## EXERCISE GOAL
In the entries below, identify every line with the string "arrow" and copy it.

## STORED DATA
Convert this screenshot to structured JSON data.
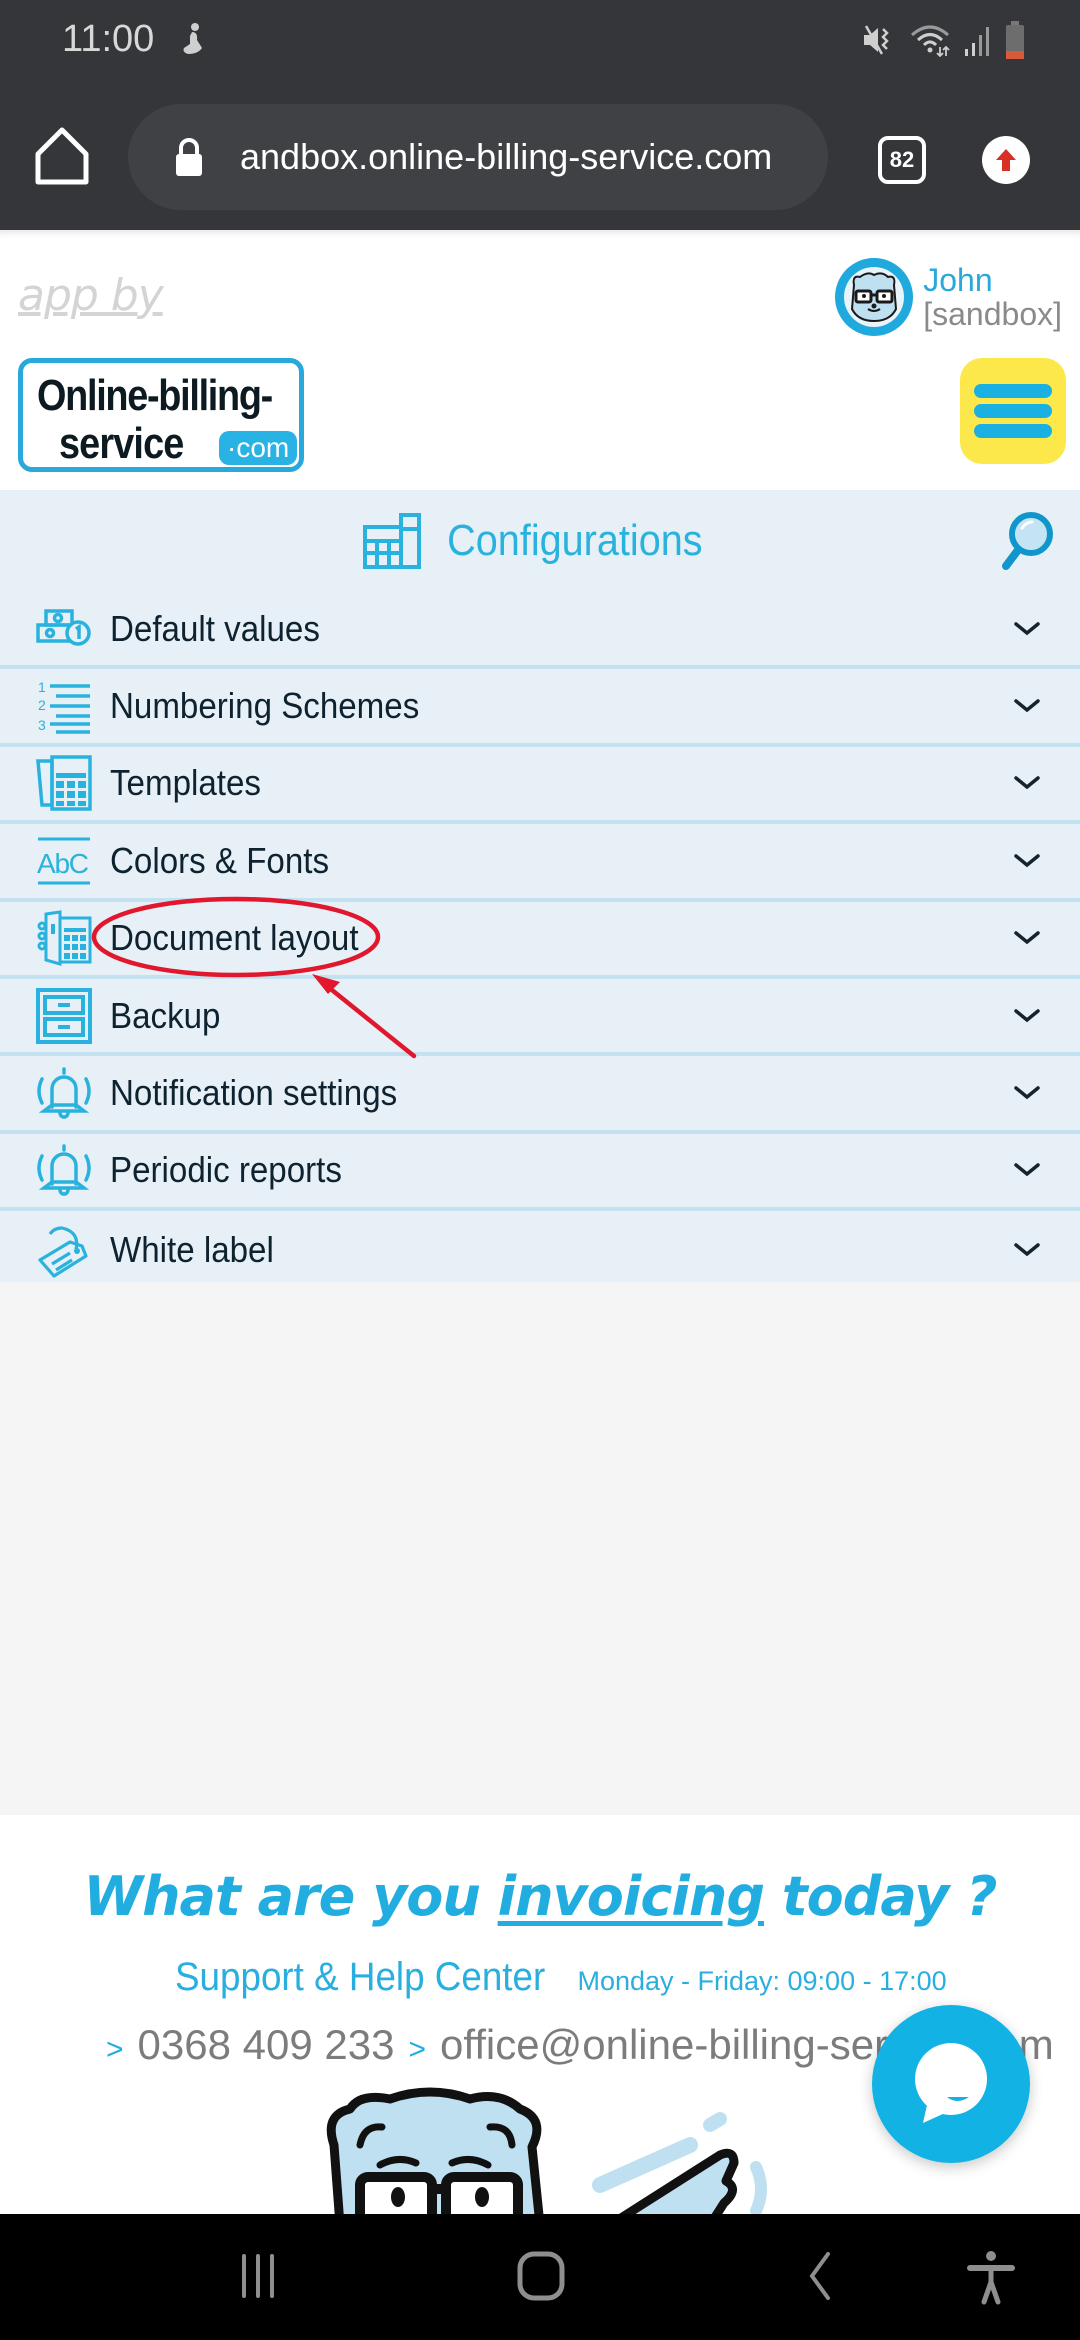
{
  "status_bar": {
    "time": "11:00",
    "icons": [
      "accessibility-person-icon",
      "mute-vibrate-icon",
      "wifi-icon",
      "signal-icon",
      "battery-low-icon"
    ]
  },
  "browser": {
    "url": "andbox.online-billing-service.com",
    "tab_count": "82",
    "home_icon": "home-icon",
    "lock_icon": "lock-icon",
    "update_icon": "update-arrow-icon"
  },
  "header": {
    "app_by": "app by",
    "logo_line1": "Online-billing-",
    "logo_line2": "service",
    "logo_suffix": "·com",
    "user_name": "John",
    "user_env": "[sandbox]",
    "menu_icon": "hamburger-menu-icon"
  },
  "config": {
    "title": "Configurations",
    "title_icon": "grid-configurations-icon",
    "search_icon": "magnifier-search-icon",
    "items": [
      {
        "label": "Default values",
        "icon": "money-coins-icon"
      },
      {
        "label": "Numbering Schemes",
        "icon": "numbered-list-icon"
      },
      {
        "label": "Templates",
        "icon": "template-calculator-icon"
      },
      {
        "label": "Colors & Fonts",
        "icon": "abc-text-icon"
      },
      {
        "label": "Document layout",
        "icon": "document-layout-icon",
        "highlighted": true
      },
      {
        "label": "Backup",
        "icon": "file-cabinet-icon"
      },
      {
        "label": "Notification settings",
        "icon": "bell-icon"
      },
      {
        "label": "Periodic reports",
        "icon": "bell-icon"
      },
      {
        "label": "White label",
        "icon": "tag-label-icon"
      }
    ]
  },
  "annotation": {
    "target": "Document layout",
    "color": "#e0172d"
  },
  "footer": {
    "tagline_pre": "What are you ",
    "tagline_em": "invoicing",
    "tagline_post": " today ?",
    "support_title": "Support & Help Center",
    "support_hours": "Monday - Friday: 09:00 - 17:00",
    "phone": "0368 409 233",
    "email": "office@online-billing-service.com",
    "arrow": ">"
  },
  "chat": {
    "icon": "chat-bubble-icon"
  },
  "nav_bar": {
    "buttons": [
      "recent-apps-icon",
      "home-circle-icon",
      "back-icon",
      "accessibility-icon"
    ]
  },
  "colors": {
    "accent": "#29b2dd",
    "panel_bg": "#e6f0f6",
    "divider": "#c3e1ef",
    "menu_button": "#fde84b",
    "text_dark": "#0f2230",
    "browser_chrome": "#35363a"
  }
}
--
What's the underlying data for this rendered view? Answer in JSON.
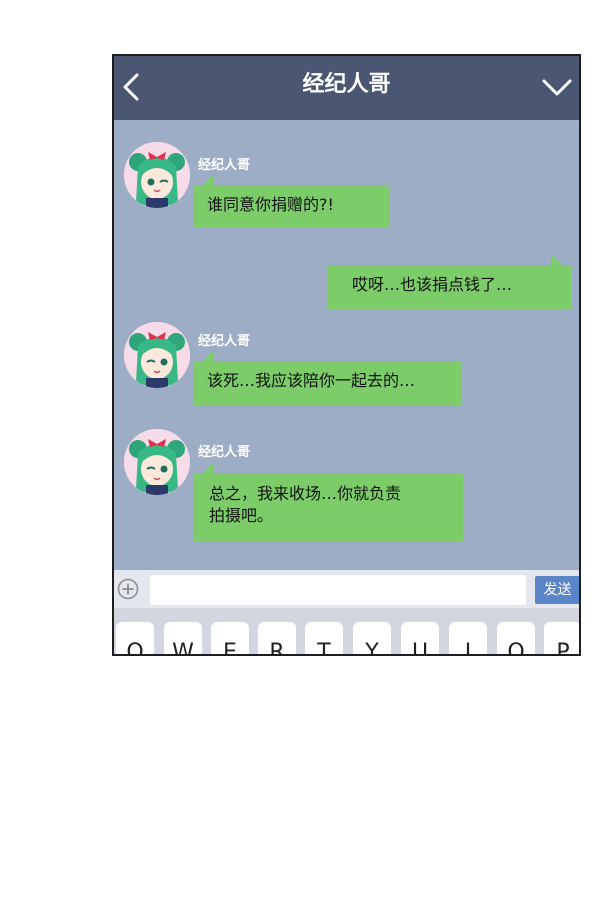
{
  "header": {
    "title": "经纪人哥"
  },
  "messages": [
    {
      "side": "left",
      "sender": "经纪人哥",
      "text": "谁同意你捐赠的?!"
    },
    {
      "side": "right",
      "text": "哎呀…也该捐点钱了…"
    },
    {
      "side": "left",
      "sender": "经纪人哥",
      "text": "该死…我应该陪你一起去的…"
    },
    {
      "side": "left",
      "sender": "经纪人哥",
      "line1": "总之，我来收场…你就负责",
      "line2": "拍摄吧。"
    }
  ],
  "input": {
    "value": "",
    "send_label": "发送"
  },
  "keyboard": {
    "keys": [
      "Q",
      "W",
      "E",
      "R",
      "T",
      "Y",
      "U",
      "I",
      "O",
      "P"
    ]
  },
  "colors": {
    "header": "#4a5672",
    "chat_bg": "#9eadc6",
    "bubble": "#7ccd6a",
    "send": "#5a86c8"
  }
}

## SOLVED PROBLEM
    "update_icon": "update-arrow-icon"
    "arrow": ">"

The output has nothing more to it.